> **Required work**: Exactly reproduce the lines that follow.

Collection entries
━━━

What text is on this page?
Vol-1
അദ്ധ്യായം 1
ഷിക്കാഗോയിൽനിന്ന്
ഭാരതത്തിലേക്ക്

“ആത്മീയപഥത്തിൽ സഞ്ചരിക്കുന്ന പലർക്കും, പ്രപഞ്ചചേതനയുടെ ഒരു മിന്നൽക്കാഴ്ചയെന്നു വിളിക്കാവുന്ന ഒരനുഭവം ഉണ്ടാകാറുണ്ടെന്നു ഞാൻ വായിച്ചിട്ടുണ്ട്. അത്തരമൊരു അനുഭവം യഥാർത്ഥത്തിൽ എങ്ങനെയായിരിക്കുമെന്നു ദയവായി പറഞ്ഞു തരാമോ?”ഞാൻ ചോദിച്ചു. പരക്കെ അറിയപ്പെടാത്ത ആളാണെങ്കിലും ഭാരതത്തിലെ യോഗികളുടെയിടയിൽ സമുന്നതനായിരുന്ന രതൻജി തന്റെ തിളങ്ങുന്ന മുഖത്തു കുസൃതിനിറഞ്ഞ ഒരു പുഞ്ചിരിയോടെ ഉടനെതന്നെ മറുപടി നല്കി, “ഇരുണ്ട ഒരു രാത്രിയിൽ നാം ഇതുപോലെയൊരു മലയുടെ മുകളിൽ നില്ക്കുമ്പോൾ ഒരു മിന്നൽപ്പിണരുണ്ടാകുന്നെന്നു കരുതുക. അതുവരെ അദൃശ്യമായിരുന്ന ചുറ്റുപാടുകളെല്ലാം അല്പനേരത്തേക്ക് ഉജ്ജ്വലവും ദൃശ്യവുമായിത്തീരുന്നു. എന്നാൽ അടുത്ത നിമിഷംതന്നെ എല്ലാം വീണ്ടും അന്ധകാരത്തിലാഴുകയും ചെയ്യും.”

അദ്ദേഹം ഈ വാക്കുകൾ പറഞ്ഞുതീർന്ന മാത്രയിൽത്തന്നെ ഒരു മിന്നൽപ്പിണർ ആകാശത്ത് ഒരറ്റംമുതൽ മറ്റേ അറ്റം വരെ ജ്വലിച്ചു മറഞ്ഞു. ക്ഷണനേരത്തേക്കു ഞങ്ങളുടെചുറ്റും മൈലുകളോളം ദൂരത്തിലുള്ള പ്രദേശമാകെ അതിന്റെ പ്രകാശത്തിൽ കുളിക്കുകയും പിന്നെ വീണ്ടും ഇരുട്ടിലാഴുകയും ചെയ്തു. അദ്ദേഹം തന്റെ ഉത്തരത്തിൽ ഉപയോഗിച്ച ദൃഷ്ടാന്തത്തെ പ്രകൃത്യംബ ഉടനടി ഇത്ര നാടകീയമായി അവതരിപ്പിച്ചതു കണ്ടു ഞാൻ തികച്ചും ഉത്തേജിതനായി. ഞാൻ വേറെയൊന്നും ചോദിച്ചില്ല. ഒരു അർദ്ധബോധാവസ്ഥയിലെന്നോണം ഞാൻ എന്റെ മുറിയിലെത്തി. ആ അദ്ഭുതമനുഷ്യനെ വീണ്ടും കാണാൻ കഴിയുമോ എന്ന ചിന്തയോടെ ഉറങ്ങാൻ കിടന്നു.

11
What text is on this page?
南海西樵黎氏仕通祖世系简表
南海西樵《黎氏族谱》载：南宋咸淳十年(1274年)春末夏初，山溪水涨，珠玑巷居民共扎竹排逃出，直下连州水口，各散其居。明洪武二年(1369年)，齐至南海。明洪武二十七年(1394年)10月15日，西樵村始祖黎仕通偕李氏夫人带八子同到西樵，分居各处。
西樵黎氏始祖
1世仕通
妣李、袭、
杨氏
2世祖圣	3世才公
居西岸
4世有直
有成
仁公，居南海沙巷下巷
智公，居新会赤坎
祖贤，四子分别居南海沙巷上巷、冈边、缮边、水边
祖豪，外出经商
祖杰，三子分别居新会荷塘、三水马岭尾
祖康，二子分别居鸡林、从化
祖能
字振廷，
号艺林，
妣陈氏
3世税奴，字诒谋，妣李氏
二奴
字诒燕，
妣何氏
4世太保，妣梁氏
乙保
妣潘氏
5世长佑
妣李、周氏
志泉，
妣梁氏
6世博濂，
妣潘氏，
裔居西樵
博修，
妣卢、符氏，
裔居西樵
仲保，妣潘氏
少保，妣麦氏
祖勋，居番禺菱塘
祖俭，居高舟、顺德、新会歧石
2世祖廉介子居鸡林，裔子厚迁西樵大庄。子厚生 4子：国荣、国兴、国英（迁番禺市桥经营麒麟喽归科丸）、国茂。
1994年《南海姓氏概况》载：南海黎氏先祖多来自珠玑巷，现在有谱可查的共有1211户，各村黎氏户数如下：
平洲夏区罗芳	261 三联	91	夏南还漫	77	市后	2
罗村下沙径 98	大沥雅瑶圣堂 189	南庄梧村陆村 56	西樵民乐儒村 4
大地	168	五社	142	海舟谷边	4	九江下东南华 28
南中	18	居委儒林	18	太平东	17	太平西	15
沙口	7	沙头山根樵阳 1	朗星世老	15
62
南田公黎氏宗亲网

━━━

> **Answer to the exercise**:
What text is on this page?
Vol-1
അദ്ധ്യായം 1
ഷിക്കാഗോയിൽനിന്ന്
ഭാരതത്തിലേക്ക്

“ആത്മീയപഥത്തിൽ സഞ്ചരിക്കുന്ന പലർക്കും, പ്രപഞ്ചചേതനയുടെ ഒരു മിന്നൽക്കാഴ്ചയെന്നു വിളിക്കാവുന്ന ഒരനുഭവം ഉണ്ടാകാറുണ്ടെന്നു ഞാൻ വായിച്ചിട്ടുണ്ട്. അത്തരമൊരു അനുഭവം യഥാർത്ഥത്തിൽ എങ്ങനെയായിരിക്കുമെന്നു ദയവായി പറഞ്ഞു തരാമോ?”ഞാൻ ചോദിച്ചു. പരക്കെ അറിയപ്പെടാത്ത ആളാണെങ്കിലും ഭാരതത്തിലെ യോഗികളുടെയിടയിൽ സമുന്നതനായിരുന്ന രതൻജി തന്റെ തിളങ്ങുന്ന മുഖത്തു കുസൃതിനിറഞ്ഞ ഒരു പുഞ്ചിരിയോടെ ഉടനെതന്നെ മറുപടി നല്കി, “ഇരുണ്ട ഒരു രാത്രിയിൽ നാം ഇതുപോലെയൊരു മലയുടെ മുകളിൽ നില്ക്കുമ്പോൾ ഒരു മിന്നൽപ്പിണരുണ്ടാകുന്നെന്നു കരുതുക. അതുവരെ അദൃശ്യമായിരുന്ന ചുറ്റുപാടുകളെല്ലാം അല്പനേരത്തേക്ക് ഉജ്ജ്വലവും ദൃശ്യവുമായിത്തീരുന്നു. എന്നാൽ അടുത്ത നിമിഷംതന്നെ എല്ലാം വീണ്ടും അന്ധകാരത്തിലാഴുകയും ചെയ്യും.”

അദ്ദേഹം ഈ വാക്കുകൾ പറഞ്ഞുതീർന്ന മാത്രയിൽത്തന്നെ ഒരു മിന്നൽപ്പിണർ ആകാശത്ത് ഒരറ്റംമുതൽ മറ്റേ അറ്റം വരെ ജ്വലിച്ചു മറഞ്ഞു. ക്ഷണനേരത്തേക്കു ഞങ്ങളുടെചുറ്റും മൈലുകളോളം ദൂരത്തിലുള്ള പ്രദേശമാകെ അതിന്റെ പ്രകാശത്തിൽ കുളിക്കുകയും പിന്നെ വീണ്ടും ഇരുട്ടിലാഴുകയും ചെയ്തു. അദ്ദേഹം തന്റെ ഉത്തരത്തിൽ ഉപയോഗിച്ച ദൃഷ്ടാന്തത്തെ പ്രകൃത്യംബ ഉടനടി ഇത്ര നാടകീയമായി അവതരിപ്പിച്ചതു കണ്ടു ഞാൻ തികച്ചും ഉത്തേജിതനായി. ഞാൻ വേറെയൊന്നും ചോദിച്ചില്ല. ഒരു അർദ്ധബോധാവസ്ഥയിലെന്നോണം ഞാൻ എന്റെ മുറിയിലെത്തി. ആ അദ്ഭുതമനുഷ്യനെ വീണ്ടും കാണാൻ കഴിയുമോ എന്ന ചിന്തയോടെ ഉറങ്ങാൻ കിടന്നു.

11
What text is on this page?
南海西樵黎氏仕通祖世系简表
南海西樵《黎氏族谱》载：南宋咸淳十年(1274年)春末夏初，山溪水涨，珠玑巷居民共扎竹排逃出，直下连州水口，各散其居。明洪武二年(1369年)，齐至南海。明洪武二十七年(1394年)10月15日，西樵村始祖黎仕通偕李氏夫人带八子同到西樵，分居各处。
西樵黎氏始祖
1世仕通
妣李、袭、
杨氏
2世祖圣	3世才公
居西岸
4世有直
有成
仁公，居南海沙巷下巷
智公，居新会赤坎
祖贤，四子分别居南海沙巷上巷、冈边、缮边、水边
祖豪，外出经商
祖杰，三子分别居新会荷塘、三水马岭尾
祖康，二子分别居鸡林、从化
祖能
字振廷，
号艺林，
妣陈氏
3世税奴，字诒谋，妣李氏
二奴
字诒燕，
妣何氏
4世太保，妣梁氏
乙保
妣潘氏
5世长佑
妣李、周氏
志泉，
妣梁氏
6世博濂，
妣潘氏，
裔居西樵
博修，
妣卢、符氏，
裔居西樵
仲保，妣潘氏
少保，妣麦氏
祖勋，居番禺菱塘
祖俭，居高舟、顺德、新会歧石
2世祖廉介子居鸡林，裔子厚迁西樵大庄。子厚生 4子：国荣、国兴、国英（迁番禺市桥经营麒麟喽归科丸）、国茂。
1994年《南海姓氏概况》载：南海黎氏先祖多来自珠玑巷，现在有谱可查的共有1211户，各村黎氏户数如下：
平洲夏区罗芳	261 三联	91	夏南还漫	77	市后	2
罗村下沙径 98	大沥雅瑶圣堂 189	南庄梧村陆村 56	西樵民乐儒村 4
大地	168	五社	142	海舟谷边	4	九江下东南华 28
南中	18	居委儒林	18	太平东	17	太平西	15
沙口	7	沙头山根樵阳 1	朗星世老	15
62
南田公黎氏宗亲网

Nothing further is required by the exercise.